## DIRECTIONS FOR THIS TASK
Return every line of the data below verbatim, with nothing added or changed.
= = =
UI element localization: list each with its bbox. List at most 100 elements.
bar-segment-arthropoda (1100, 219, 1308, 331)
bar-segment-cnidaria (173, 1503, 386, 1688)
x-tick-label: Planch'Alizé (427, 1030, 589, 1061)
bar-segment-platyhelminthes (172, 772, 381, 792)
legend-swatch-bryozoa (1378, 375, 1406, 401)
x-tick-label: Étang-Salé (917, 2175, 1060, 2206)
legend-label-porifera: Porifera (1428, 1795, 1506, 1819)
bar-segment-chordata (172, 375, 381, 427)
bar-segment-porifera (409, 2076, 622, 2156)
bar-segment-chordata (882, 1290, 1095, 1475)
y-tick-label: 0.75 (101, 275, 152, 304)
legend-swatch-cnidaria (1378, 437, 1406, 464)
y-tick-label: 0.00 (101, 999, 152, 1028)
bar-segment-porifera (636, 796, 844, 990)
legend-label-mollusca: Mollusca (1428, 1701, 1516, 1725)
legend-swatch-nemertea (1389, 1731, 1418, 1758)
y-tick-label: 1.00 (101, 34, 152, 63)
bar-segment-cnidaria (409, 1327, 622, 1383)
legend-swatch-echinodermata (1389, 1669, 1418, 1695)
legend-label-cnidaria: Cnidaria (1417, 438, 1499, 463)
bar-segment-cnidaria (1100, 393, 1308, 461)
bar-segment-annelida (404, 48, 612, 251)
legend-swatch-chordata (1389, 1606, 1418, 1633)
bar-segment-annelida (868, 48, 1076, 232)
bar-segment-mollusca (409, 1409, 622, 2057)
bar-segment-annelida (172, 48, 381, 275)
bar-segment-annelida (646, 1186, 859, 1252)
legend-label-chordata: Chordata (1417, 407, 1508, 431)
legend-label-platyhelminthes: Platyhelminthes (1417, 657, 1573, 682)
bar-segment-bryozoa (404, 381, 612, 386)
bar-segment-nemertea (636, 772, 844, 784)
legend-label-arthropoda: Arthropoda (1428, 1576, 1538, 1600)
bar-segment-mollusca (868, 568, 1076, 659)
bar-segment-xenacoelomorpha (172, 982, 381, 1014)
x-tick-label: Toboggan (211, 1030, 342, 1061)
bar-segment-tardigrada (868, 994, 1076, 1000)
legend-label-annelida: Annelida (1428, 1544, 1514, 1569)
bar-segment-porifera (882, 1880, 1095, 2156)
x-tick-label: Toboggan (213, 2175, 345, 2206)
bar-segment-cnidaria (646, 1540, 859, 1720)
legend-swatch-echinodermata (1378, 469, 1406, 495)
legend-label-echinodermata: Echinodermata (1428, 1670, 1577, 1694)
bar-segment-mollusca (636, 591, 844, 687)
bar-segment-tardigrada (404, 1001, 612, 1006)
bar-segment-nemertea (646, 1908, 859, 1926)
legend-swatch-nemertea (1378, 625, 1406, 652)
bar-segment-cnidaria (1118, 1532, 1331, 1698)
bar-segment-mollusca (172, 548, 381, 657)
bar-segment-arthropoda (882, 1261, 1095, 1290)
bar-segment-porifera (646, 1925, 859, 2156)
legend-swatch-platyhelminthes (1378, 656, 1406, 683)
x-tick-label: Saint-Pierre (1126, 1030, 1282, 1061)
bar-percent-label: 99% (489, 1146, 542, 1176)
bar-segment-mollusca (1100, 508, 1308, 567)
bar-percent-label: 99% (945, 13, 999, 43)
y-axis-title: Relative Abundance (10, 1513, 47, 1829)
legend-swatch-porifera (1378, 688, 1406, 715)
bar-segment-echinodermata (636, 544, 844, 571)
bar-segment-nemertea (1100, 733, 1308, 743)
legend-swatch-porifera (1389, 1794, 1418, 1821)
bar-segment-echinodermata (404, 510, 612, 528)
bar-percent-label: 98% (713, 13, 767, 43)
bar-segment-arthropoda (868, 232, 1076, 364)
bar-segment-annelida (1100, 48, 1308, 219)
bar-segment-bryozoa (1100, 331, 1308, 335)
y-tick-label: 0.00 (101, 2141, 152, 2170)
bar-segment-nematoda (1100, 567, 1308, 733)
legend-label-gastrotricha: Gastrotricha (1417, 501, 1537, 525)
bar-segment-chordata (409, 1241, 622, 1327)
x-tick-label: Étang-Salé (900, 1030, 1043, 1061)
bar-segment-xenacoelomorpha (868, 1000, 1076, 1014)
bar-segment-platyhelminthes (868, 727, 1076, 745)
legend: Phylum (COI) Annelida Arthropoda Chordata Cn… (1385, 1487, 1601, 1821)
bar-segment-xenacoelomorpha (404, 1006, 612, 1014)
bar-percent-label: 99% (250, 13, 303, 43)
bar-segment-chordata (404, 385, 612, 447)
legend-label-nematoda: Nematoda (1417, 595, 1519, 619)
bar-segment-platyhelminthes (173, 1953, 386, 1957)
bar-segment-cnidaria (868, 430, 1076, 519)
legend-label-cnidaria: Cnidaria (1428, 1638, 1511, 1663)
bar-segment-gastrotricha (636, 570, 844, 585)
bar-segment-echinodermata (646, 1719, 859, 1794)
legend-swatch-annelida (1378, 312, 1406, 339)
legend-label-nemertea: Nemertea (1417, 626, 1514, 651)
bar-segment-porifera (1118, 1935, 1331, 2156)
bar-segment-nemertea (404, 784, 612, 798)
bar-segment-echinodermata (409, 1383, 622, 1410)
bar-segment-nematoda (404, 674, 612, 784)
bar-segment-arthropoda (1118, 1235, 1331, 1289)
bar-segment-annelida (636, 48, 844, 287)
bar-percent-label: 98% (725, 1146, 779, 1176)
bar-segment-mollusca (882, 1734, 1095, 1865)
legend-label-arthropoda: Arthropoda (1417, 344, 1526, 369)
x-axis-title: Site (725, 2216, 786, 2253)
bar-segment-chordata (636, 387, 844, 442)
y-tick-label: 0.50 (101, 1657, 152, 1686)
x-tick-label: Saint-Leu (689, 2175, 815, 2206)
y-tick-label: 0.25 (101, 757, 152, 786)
= = =
## OUTPUT FOR THIS TASK
UI element localization: list each with its bbox. List at most 100 elements.
bar-segment-arthropoda (1100, 219, 1308, 331)
bar-segment-cnidaria (173, 1503, 386, 1688)
x-tick-label: Planch'Alizé (427, 1030, 589, 1061)
bar-segment-platyhelminthes (172, 772, 381, 792)
legend-swatch-bryozoa (1378, 375, 1406, 401)
x-tick-label: Étang-Salé (917, 2175, 1060, 2206)
legend-label-porifera: Porifera (1428, 1795, 1506, 1819)
bar-segment-chordata (172, 375, 381, 427)
bar-segment-porifera (409, 2076, 622, 2156)
bar-segment-chordata (882, 1290, 1095, 1475)
y-tick-label: 0.75 (101, 275, 152, 304)
legend-swatch-cnidaria (1378, 437, 1406, 464)
y-tick-label: 0.00 (101, 999, 152, 1028)
bar-segment-porifera (636, 796, 844, 990)
legend-label-mollusca: Mollusca (1428, 1701, 1516, 1725)
legend-swatch-nemertea (1389, 1731, 1418, 1758)
y-tick-label: 1.00 (101, 34, 152, 63)
bar-segment-cnidaria (409, 1327, 622, 1383)
legend-swatch-echinodermata (1389, 1669, 1418, 1695)
legend-label-cnidaria: Cnidaria (1417, 438, 1499, 463)
bar-segment-cnidaria (1100, 393, 1308, 461)
bar-segment-annelida (404, 48, 612, 251)
legend-swatch-chordata (1389, 1606, 1418, 1633)
bar-segment-annelida (868, 48, 1076, 232)
bar-segment-mollusca (409, 1409, 622, 2057)
bar-segment-annelida (172, 48, 381, 275)
bar-segment-annelida (646, 1186, 859, 1252)
legend-label-chordata: Chordata (1417, 407, 1508, 431)
legend-label-platyhelminthes: Platyhelminthes (1417, 657, 1573, 682)
bar-segment-bryozoa (404, 381, 612, 386)
bar-segment-nemertea (636, 772, 844, 784)
legend-label-arthropoda: Arthropoda (1428, 1576, 1538, 1600)
bar-segment-mollusca (868, 568, 1076, 659)
bar-segment-xenacoelomorpha (172, 982, 381, 1014)
x-tick-label: Toboggan (211, 1030, 342, 1061)
bar-segment-tardigrada (868, 994, 1076, 1000)
legend-label-annelida: Annelida (1428, 1544, 1514, 1569)
bar-segment-porifera (882, 1880, 1095, 2156)
x-tick-label: Toboggan (213, 2175, 345, 2206)
bar-segment-cnidaria (646, 1540, 859, 1720)
legend-swatch-echinodermata (1378, 469, 1406, 495)
legend-label-echinodermata: Echinodermata (1428, 1670, 1577, 1694)
bar-segment-mollusca (636, 591, 844, 687)
bar-segment-tardigrada (404, 1001, 612, 1006)
bar-segment-nemertea (646, 1908, 859, 1926)
legend-swatch-nemertea (1378, 625, 1406, 652)
bar-segment-cnidaria (1118, 1532, 1331, 1698)
bar-segment-mollusca (172, 548, 381, 657)
bar-segment-arthropoda (882, 1261, 1095, 1290)
bar-segment-porifera (646, 1925, 859, 2156)
legend-swatch-platyhelminthes (1378, 656, 1406, 683)
x-tick-label: Saint-Pierre (1126, 1030, 1282, 1061)
bar-percent-label: 99% (489, 1146, 542, 1176)
bar-segment-mollusca (1100, 508, 1308, 567)
bar-percent-label: 99% (945, 13, 999, 43)
y-axis-title: Relative Abundance (10, 1513, 47, 1829)
legend-swatch-porifera (1378, 688, 1406, 715)
bar-segment-echinodermata (636, 544, 844, 571)
bar-segment-nemertea (1100, 733, 1308, 743)
legend-swatch-porifera (1389, 1794, 1418, 1821)
bar-segment-echinodermata (404, 510, 612, 528)
bar-percent-label: 98% (713, 13, 767, 43)
bar-segment-arthropoda (868, 232, 1076, 364)
bar-segment-annelida (1100, 48, 1308, 219)
bar-segment-bryozoa (1100, 331, 1308, 335)
y-tick-label: 0.00 (101, 2141, 152, 2170)
bar-segment-nematoda (1100, 567, 1308, 733)
legend-label-gastrotricha: Gastrotricha (1417, 501, 1537, 525)
bar-segment-chordata (409, 1241, 622, 1327)
x-tick-label: Étang-Salé (900, 1030, 1043, 1061)
bar-segment-xenacoelomorpha (868, 1000, 1076, 1014)
bar-segment-platyhelminthes (868, 727, 1076, 745)
legend: Phylum (COI) Annelida Arthropoda Chordata Cn… (1385, 1487, 1601, 1821)
bar-segment-xenacoelomorpha (404, 1006, 612, 1014)
bar-percent-label: 99% (250, 13, 303, 43)
bar-segment-chordata (404, 385, 612, 447)
legend-label-nematoda: Nematoda (1417, 595, 1519, 619)
bar-segment-platyhelminthes (173, 1953, 386, 1957)
bar-segment-cnidaria (868, 430, 1076, 519)
legend-label-cnidaria: Cnidaria (1428, 1638, 1511, 1663)
bar-segment-gastrotricha (636, 570, 844, 585)
bar-segment-echinodermata (646, 1719, 859, 1794)
legend-swatch-annelida (1378, 312, 1406, 339)
legend-label-nemertea: Nemertea (1417, 626, 1514, 651)
bar-segment-porifera (1118, 1935, 1331, 2156)
bar-segment-nemertea (404, 784, 612, 798)
bar-segment-echinodermata (409, 1383, 622, 1410)
bar-segment-nematoda (404, 674, 612, 784)
bar-segment-arthropoda (1118, 1235, 1331, 1289)
bar-segment-annelida (636, 48, 844, 287)
bar-percent-label: 98% (725, 1146, 779, 1176)
bar-segment-mollusca (882, 1734, 1095, 1865)
legend-label-arthropoda: Arthropoda (1417, 344, 1526, 369)
x-axis-title: Site (725, 2216, 786, 2253)
bar-segment-chordata (636, 387, 844, 442)
y-tick-label: 0.50 (101, 1657, 152, 1686)
x-tick-label: Saint-Leu (689, 2175, 815, 2206)
y-tick-label: 0.25 (101, 757, 152, 786)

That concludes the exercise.